Work to be completed: Of the lines in the records that follow, how many include the word "this"? Answer with a bare number.

Exercise inputs:
• • • • •

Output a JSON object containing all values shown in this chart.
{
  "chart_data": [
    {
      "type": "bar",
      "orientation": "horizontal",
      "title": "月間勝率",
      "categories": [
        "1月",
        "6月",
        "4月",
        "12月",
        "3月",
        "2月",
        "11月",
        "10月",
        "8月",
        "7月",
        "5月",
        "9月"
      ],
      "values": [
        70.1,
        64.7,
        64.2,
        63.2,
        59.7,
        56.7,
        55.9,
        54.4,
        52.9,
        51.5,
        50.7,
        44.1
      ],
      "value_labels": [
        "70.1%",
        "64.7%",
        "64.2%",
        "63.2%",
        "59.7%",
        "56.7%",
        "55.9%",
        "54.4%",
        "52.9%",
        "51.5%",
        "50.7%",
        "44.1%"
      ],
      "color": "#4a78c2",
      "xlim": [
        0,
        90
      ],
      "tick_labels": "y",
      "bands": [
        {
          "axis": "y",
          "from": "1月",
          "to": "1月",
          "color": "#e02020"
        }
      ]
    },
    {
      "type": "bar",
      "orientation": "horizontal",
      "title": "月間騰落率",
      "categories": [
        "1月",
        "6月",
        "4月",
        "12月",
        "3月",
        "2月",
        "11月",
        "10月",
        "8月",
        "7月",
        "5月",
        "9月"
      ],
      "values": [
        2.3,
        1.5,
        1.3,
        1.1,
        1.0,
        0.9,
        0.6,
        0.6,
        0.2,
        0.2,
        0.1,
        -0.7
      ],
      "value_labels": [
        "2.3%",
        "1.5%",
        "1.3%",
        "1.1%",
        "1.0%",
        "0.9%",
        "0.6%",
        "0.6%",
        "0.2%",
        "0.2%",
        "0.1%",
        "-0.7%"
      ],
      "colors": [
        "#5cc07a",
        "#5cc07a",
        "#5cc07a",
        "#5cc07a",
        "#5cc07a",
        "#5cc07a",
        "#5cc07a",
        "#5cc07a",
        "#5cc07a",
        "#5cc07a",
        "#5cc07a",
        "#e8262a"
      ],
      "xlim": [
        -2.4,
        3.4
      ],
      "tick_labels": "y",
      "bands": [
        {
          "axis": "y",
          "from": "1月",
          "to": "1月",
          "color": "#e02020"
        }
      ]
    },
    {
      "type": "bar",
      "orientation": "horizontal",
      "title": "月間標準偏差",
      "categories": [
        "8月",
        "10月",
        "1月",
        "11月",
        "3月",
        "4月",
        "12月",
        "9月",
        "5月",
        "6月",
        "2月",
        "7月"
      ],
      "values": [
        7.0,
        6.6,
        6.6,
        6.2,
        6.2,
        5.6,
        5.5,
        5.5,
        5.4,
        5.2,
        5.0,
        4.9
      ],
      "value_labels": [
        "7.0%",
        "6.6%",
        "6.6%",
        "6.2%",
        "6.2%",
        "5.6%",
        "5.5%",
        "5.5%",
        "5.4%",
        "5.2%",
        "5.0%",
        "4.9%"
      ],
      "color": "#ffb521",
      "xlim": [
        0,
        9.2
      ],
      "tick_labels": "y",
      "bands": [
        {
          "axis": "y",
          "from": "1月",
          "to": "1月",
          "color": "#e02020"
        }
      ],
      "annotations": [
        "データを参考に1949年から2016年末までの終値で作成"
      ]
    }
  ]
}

• • • • •

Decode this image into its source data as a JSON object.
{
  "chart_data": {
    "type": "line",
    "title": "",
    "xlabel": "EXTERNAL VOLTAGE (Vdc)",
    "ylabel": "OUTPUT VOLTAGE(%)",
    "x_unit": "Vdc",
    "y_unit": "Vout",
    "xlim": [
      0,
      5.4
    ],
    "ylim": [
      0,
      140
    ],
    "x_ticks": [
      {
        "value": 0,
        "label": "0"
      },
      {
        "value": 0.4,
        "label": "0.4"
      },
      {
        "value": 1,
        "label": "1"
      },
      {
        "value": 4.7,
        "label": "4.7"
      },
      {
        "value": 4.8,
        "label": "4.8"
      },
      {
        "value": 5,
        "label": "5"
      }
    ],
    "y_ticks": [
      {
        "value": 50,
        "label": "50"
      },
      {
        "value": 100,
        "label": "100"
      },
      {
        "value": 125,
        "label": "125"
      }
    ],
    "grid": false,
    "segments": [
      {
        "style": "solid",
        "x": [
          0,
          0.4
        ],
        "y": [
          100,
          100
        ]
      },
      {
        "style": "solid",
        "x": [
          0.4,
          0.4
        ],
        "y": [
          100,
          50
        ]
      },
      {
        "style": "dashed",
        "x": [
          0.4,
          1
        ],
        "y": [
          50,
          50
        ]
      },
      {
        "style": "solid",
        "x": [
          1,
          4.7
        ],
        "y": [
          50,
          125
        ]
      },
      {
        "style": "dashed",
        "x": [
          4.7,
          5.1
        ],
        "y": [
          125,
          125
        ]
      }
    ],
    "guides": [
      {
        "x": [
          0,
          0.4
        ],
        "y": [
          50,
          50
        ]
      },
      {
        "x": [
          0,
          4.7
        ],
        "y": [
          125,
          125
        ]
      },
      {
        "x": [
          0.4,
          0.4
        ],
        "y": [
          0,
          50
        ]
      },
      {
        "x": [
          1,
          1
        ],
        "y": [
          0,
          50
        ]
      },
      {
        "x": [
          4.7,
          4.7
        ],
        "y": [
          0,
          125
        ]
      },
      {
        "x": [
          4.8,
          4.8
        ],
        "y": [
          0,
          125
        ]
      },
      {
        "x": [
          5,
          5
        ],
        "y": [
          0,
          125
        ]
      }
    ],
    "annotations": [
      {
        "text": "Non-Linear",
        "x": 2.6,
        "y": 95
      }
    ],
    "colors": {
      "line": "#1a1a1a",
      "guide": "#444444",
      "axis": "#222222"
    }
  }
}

• • • • •

Reply to the task: 2